AIM OF THE EXERCISE ::
Return all lines from the listing below in which the string "predicted" occurs.
==========
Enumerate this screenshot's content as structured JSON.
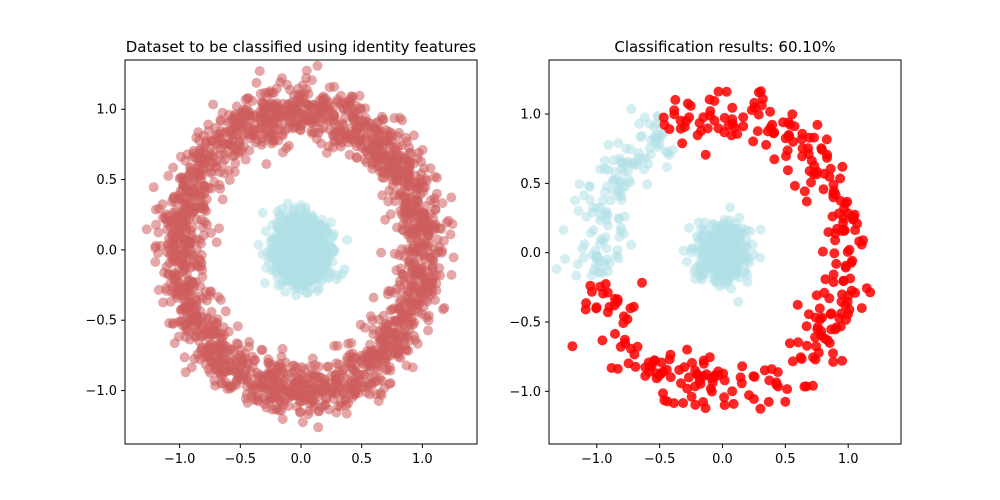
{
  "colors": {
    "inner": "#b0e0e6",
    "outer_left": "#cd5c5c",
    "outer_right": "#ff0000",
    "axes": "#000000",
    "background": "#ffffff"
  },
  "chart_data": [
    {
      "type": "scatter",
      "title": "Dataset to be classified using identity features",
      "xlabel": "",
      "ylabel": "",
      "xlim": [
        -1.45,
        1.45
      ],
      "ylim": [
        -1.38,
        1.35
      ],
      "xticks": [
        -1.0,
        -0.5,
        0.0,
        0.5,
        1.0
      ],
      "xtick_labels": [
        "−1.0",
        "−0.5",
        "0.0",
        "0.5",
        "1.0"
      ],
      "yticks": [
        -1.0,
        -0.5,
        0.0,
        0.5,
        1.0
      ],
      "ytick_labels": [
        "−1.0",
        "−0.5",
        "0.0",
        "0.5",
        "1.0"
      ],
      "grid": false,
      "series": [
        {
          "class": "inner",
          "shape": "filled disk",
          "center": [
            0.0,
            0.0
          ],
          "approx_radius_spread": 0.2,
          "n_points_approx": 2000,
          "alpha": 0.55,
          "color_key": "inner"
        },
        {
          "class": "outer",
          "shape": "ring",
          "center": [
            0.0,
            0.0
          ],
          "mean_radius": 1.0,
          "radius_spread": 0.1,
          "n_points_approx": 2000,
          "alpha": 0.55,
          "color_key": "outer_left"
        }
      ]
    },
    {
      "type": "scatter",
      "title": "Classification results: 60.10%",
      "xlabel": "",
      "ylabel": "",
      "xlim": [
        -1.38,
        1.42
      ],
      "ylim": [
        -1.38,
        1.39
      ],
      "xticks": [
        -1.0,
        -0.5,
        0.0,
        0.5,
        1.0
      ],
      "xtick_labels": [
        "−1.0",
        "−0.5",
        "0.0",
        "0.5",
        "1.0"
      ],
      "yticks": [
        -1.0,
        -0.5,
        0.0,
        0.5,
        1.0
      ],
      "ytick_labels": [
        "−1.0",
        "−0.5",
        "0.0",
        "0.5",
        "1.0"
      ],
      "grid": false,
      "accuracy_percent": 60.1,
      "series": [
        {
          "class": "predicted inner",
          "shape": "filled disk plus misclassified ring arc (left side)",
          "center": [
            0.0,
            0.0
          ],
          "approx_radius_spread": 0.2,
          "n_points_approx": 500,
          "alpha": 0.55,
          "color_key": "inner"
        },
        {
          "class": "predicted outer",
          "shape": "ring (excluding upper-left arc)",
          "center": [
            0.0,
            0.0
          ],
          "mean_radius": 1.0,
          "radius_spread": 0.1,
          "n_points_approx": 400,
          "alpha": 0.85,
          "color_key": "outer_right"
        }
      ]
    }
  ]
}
==========
EXERCISE ANSWER ::
          "class": "predicted inner",
          "class": "predicted outer",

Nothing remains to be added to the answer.